Data excerpts:
=== Begin Enclosure ===

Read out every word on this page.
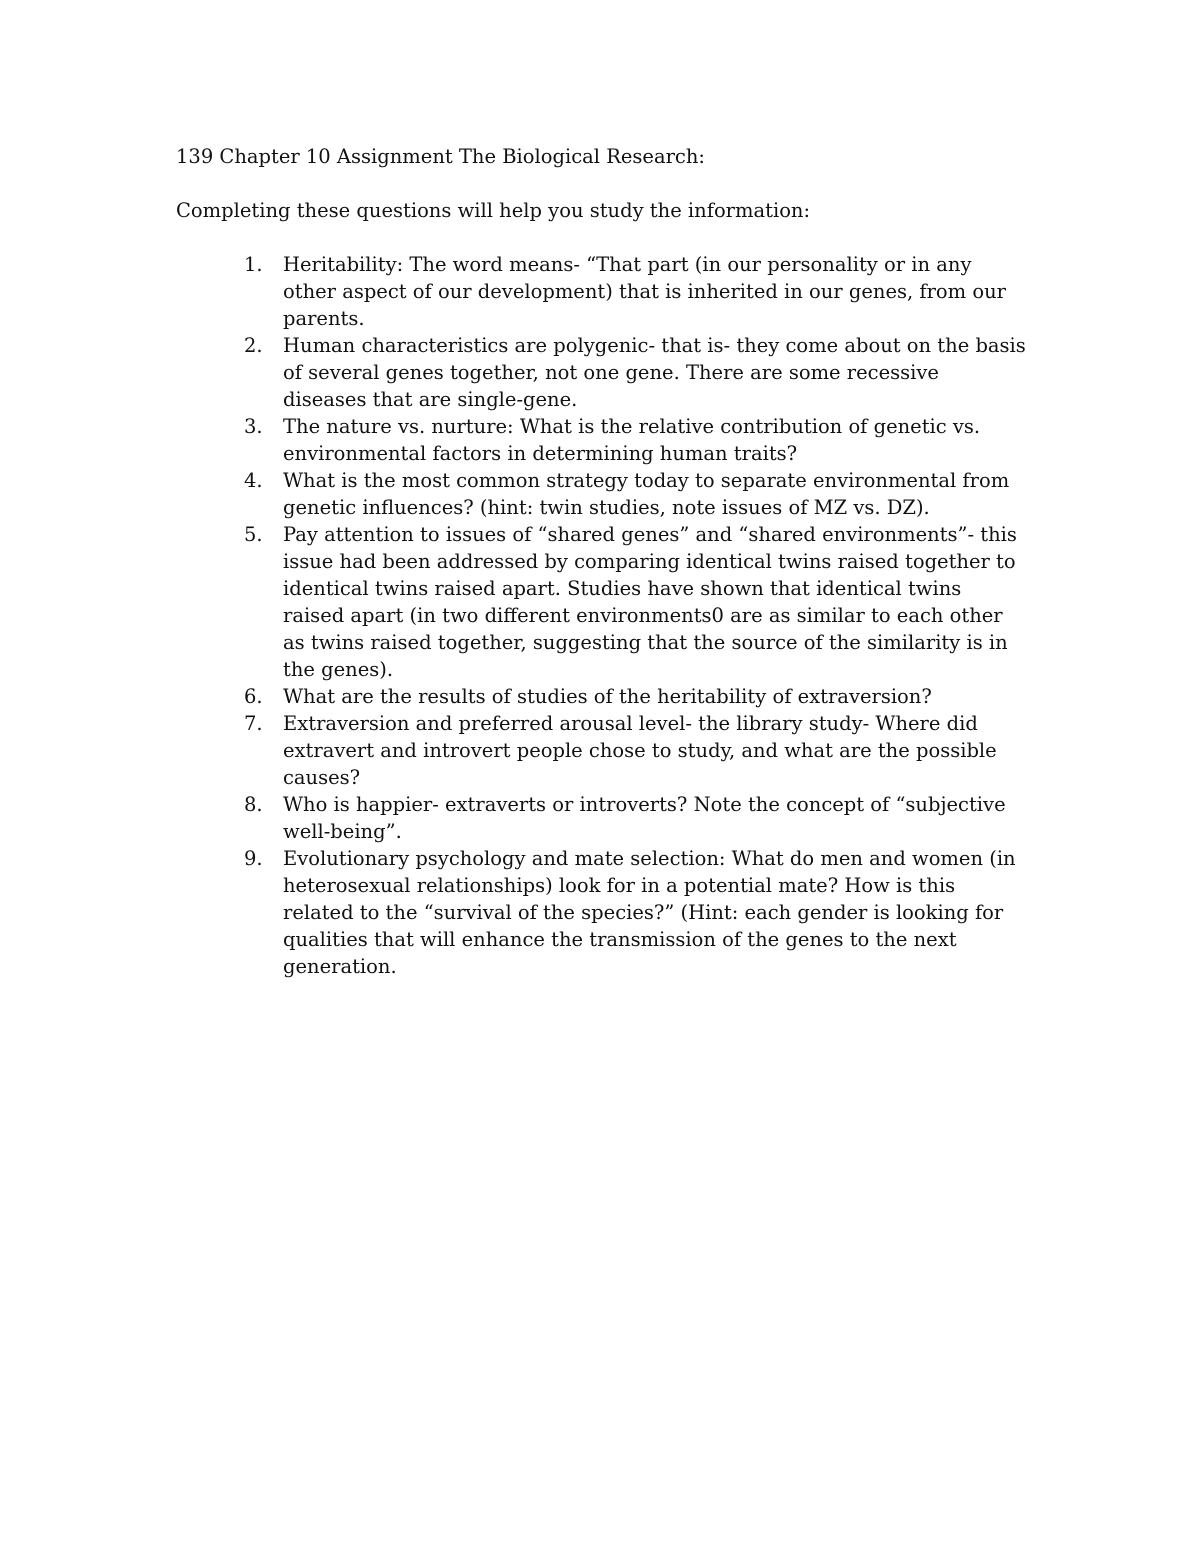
139 Chapter 10 Assignment The Biological Research:

Completing these questions will help you study the information:

1.	Heritability: The word means- “That part (in our personality or in any other aspect of our development) that is inherited in our genes, from our parents.
2.	Human characteristics are polygenic- that is- they come about on the basis of several genes together, not one gene. There are some recessive diseases that are single-gene.
3.	The nature vs. nurture: What is the relative contribution of genetic vs. environmental factors in determining human traits?
4.	What is the most common strategy today to separate environmental from genetic influences? (hint: twin studies, note issues of MZ vs. DZ).
5.	Pay attention to issues of “shared genes” and “shared environments”- this issue had been addressed by comparing identical twins raised together to identical twins raised apart. Studies have shown that identical twins raised apart (in two different environments0 are as similar to each other as twins raised together, suggesting that the source of the similarity is in the genes).
6.	What are the results of studies of the heritability of extraversion?
7.	Extraversion and preferred arousal level- the library study- Where did extravert and introvert people chose to study, and what are the possible causes?
8.	Who is happier- extraverts or introverts? Note the concept of “subjective well-being”.
9.	Evolutionary psychology and mate selection: What do men and women (in heterosexual relationships) look for in a potential mate? How is this related to the “survival of the species?” (Hint: each gender is looking for qualities that will enhance the transmission of the genes to the next generation.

=== End Enclosure ===

• _WHAT TO PRODUCE_: Please repeat the records above word for word, and do not include the pictures.

• _RESULT_:
Read out every word on this page.
139 Chapter 10 Assignment The Biological Research:

Completing these questions will help you study the information:

1.	Heritability: The word means- “That part (in our personality or in any other aspect of our development) that is inherited in our genes, from our parents.
2.	Human characteristics are polygenic- that is- they come about on the basis of several genes together, not one gene. There are some recessive diseases that are single-gene.
3.	The nature vs. nurture: What is the relative contribution of genetic vs. environmental factors in determining human traits?
4.	What is the most common strategy today to separate environmental from genetic influences? (hint: twin studies, note issues of MZ vs. DZ).
5.	Pay attention to issues of “shared genes” and “shared environments”- this issue had been addressed by comparing identical twins raised together to identical twins raised apart. Studies have shown that identical twins raised apart (in two different environments0 are as similar to each other as twins raised together, suggesting that the source of the similarity is in the genes).
6.	What are the results of studies of the heritability of extraversion?
7.	Extraversion and preferred arousal level- the library study- Where did extravert and introvert people chose to study, and what are the possible causes?
8.	Who is happier- extraverts or introverts? Note the concept of “subjective well-being”.
9.	Evolutionary psychology and mate selection: What do men and women (in heterosexual relationships) look for in a potential mate? How is this related to the “survival of the species?” (Hint: each gender is looking for qualities that will enhance the transmission of the genes to the next generation.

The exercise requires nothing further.